WHAT TO DO - Copy out the complete listing, word for word.

EXTRACTED INFORMATION -
********************
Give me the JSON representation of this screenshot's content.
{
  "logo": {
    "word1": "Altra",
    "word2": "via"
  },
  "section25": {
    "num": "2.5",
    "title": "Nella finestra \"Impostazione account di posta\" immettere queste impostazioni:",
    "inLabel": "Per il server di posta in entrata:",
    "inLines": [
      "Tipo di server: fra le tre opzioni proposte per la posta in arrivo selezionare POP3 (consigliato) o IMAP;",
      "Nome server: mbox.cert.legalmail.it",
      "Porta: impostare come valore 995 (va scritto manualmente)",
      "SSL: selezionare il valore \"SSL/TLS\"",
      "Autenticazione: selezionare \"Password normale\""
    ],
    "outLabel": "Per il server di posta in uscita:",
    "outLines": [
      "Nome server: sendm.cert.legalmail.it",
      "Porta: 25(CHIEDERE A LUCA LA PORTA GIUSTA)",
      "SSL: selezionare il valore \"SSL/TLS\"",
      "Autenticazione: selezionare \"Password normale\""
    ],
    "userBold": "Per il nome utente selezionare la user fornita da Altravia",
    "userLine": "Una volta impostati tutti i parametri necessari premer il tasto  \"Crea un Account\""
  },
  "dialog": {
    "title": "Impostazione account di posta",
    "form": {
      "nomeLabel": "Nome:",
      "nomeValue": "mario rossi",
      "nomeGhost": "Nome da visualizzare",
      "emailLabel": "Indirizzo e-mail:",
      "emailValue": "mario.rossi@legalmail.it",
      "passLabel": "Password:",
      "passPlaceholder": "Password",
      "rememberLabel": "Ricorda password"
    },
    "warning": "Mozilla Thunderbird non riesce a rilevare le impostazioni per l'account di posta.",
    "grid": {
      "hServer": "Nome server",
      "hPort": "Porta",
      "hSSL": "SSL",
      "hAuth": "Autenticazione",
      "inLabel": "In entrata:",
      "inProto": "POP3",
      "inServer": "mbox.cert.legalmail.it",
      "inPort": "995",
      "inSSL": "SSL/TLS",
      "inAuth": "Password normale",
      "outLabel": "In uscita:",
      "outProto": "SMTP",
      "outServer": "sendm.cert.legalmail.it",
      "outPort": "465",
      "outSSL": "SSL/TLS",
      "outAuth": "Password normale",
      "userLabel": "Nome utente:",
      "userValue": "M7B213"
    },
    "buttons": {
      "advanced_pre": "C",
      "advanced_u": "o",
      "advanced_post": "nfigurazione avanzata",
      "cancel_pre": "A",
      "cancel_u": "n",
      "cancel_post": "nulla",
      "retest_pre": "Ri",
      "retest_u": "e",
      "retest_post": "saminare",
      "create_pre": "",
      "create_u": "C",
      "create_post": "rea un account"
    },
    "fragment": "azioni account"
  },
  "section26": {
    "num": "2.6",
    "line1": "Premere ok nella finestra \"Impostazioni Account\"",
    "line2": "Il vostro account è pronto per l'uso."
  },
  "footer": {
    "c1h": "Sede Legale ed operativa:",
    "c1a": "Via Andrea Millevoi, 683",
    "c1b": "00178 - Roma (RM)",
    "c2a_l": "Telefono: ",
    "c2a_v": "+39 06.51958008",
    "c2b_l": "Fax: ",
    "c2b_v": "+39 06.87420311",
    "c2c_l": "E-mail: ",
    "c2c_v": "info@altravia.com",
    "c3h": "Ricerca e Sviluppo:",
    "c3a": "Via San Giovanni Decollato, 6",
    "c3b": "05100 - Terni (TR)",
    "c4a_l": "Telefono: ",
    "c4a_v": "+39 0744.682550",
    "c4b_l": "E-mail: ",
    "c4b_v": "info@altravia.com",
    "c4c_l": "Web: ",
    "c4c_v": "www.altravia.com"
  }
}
********************
ANSWER -
Give me the JSON representation of this screenshot's content.
{
  "logo": {
    "word1": "Altra",
    "word2": "via"
  },
  "section25": {
    "num": "2.5",
    "title": "Nella finestra \"Impostazione account di posta\" immettere queste impostazioni:",
    "inLabel": "Per il server di posta in entrata:",
    "inLines": [
      "Tipo di server: fra le tre opzioni proposte per la posta in arrivo selezionare POP3 (consigliato) o IMAP;",
      "Nome server: mbox.cert.legalmail.it",
      "Porta: impostare come valore 995 (va scritto manualmente)",
      "SSL: selezionare il valore \"SSL/TLS\"",
      "Autenticazione: selezionare \"Password normale\""
    ],
    "outLabel": "Per il server di posta in uscita:",
    "outLines": [
      "Nome server: sendm.cert.legalmail.it",
      "Porta: 25(CHIEDERE A LUCA LA PORTA GIUSTA)",
      "SSL: selezionare il valore \"SSL/TLS\"",
      "Autenticazione: selezionare \"Password normale\""
    ],
    "userBold": "Per il nome utente selezionare la user fornita da Altravia",
    "userLine": "Una volta impostati tutti i parametri necessari premer il tasto  \"Crea un Account\""
  },
  "dialog": {
    "title": "Impostazione account di posta",
    "form": {
      "nomeLabel": "Nome:",
      "nomeValue": "mario rossi",
      "nomeGhost": "Nome da visualizzare",
      "emailLabel": "Indirizzo e-mail:",
      "emailValue": "mario.rossi@legalmail.it",
      "passLabel": "Password:",
      "passPlaceholder": "Password",
      "rememberLabel": "Ricorda password"
    },
    "warning": "Mozilla Thunderbird non riesce a rilevare le impostazioni per l'account di posta.",
    "grid": {
      "hServer": "Nome server",
      "hPort": "Porta",
      "hSSL": "SSL",
      "hAuth": "Autenticazione",
      "inLabel": "In entrata:",
      "inProto": "POP3",
      "inServer": "mbox.cert.legalmail.it",
      "inPort": "995",
      "inSSL": "SSL/TLS",
      "inAuth": "Password normale",
      "outLabel": "In uscita:",
      "outProto": "SMTP",
      "outServer": "sendm.cert.legalmail.it",
      "outPort": "465",
      "outSSL": "SSL/TLS",
      "outAuth": "Password normale",
      "userLabel": "Nome utente:",
      "userValue": "M7B213"
    },
    "buttons": {
      "advanced_pre": "C",
      "advanced_u": "o",
      "advanced_post": "nfigurazione avanzata",
      "cancel_pre": "A",
      "cancel_u": "n",
      "cancel_post": "nulla",
      "retest_pre": "Ri",
      "retest_u": "e",
      "retest_post": "saminare",
      "create_pre": "",
      "create_u": "C",
      "create_post": "rea un account"
    },
    "fragment": "azioni account"
  },
  "section26": {
    "num": "2.6",
    "line1": "Premere ok nella finestra \"Impostazioni Account\"",
    "line2": "Il vostro account è pronto per l'uso."
  },
  "footer": {
    "c1h": "Sede Legale ed operativa:",
    "c1a": "Via Andrea Millevoi, 683",
    "c1b": "00178 - Roma (RM)",
    "c2a_l": "Telefono: ",
    "c2a_v": "+39 06.51958008",
    "c2b_l": "Fax: ",
    "c2b_v": "+39 06.87420311",
    "c2c_l": "E-mail: ",
    "c2c_v": "info@altravia.com",
    "c3h": "Ricerca e Sviluppo:",
    "c3a": "Via San Giovanni Decollato, 6",
    "c3b": "05100 - Terni (TR)",
    "c4a_l": "Telefono: ",
    "c4a_v": "+39 0744.682550",
    "c4b_l": "E-mail: ",
    "c4b_v": "info@altravia.com",
    "c4c_l": "Web: ",
    "c4c_v": "www.altravia.com"
  }
}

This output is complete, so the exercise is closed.